======== Dataset records

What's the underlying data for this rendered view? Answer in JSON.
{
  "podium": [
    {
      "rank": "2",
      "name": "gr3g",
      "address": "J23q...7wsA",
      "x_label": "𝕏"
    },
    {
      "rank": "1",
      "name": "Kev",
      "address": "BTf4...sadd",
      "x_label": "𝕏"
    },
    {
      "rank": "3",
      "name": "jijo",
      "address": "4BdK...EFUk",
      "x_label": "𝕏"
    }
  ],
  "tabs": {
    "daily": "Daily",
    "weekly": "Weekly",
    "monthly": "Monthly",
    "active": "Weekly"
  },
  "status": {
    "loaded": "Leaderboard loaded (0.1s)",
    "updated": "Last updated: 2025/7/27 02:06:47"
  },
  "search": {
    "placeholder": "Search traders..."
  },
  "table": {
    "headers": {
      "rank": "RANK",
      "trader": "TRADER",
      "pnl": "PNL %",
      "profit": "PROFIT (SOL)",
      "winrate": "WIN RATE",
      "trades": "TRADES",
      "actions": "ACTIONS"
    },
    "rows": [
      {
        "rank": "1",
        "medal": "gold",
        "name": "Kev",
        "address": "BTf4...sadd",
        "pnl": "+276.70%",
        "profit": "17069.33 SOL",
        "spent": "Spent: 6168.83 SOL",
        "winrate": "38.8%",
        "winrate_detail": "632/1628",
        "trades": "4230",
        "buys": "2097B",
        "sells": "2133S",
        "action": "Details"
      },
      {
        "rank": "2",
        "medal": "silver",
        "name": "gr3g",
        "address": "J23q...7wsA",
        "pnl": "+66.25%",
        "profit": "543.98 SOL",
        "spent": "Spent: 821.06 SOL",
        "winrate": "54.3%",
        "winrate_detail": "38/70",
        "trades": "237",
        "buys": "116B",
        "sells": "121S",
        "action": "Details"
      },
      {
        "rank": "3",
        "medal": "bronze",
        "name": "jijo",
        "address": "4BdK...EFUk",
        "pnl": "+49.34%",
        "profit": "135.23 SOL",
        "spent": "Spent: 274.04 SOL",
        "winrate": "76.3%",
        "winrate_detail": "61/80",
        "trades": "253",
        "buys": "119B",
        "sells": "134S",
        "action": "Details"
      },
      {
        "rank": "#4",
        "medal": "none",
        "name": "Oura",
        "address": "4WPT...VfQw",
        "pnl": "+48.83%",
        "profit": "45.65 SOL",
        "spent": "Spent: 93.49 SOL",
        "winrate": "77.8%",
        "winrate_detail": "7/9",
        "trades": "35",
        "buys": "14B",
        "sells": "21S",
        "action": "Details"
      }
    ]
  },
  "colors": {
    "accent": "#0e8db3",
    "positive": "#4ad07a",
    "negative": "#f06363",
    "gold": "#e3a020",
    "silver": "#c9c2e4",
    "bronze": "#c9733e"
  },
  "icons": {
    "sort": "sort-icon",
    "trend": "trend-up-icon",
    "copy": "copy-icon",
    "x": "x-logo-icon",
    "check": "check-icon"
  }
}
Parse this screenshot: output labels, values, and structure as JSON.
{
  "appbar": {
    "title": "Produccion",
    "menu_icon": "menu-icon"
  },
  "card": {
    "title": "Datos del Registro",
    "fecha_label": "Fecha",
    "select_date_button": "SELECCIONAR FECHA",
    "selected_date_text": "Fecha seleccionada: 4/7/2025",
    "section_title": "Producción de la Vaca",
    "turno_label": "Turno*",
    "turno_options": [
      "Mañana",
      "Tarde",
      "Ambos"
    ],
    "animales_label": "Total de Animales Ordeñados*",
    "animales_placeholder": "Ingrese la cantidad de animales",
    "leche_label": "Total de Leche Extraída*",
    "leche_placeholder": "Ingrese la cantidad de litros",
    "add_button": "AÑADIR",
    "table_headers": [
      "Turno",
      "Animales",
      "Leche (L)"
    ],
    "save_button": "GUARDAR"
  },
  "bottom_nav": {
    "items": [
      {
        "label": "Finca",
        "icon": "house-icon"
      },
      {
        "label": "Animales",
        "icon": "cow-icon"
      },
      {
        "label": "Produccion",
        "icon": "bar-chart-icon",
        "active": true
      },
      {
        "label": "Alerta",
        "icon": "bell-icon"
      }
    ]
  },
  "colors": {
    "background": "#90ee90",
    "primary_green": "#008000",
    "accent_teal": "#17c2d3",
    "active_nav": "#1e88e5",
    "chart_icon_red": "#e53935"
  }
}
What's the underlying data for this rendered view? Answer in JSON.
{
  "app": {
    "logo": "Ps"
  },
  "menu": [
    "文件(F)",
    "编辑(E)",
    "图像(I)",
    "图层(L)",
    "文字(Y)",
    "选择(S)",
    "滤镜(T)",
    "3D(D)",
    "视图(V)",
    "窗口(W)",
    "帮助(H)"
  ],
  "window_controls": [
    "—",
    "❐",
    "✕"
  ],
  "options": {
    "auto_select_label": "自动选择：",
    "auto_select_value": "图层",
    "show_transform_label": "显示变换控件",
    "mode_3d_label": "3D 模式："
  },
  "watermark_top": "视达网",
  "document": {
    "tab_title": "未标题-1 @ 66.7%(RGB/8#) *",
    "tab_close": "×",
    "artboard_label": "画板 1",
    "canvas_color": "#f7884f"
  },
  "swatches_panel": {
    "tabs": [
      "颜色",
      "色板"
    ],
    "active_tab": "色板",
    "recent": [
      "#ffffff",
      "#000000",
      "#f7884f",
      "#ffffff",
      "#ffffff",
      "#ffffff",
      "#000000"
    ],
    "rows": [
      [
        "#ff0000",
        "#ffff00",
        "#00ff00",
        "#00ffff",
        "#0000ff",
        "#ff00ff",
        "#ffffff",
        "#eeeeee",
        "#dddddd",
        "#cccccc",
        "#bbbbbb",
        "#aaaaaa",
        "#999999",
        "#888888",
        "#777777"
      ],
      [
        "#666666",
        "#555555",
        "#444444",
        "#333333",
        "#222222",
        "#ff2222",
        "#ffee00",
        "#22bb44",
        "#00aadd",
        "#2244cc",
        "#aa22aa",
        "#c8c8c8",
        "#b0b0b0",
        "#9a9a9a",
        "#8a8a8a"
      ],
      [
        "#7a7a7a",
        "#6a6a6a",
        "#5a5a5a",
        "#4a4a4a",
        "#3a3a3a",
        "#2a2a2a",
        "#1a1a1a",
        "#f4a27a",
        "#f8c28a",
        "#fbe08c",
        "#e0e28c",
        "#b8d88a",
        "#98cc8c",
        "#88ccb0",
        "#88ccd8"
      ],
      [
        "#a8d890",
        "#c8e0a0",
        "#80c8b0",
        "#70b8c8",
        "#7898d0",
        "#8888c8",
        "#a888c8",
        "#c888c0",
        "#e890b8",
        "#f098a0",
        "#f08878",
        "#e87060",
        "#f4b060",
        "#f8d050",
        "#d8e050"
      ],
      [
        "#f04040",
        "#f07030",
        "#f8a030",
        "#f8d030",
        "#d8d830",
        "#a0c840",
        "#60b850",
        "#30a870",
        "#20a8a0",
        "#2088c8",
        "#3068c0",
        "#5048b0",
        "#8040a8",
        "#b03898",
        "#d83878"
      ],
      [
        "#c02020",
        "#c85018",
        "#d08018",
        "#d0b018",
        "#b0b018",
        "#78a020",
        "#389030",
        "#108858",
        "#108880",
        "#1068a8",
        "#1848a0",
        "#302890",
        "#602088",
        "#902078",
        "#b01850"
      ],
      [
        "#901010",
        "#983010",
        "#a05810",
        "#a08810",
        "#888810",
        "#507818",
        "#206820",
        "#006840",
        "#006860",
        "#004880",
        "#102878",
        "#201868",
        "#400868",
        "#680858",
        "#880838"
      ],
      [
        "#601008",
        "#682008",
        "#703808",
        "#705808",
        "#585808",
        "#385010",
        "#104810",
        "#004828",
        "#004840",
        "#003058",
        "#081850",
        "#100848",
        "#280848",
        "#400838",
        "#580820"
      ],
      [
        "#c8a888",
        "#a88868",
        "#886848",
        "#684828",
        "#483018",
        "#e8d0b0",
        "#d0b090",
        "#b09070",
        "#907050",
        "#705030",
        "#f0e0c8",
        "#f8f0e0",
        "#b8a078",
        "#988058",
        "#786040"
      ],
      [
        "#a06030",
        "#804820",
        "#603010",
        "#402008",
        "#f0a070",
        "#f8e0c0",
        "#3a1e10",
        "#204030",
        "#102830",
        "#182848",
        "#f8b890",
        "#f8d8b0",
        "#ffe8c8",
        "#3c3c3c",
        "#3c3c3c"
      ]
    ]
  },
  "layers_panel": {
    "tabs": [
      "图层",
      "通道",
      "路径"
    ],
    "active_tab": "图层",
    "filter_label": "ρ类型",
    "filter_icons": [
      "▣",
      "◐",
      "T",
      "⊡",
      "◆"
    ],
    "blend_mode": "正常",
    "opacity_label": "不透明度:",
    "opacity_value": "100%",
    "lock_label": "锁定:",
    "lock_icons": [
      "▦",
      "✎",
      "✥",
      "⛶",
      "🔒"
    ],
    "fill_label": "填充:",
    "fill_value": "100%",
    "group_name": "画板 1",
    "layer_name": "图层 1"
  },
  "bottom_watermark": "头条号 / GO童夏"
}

================

— Aim of the exercise —
Look for lines containing the string "rank" and copy them all.

— Expected answer —
      "rank": "2",
      "rank": "1",
      "rank": "3",
      "rank": "RANK",
        "rank": "1",
        "rank": "2",
        "rank": "3",
        "rank": "#4",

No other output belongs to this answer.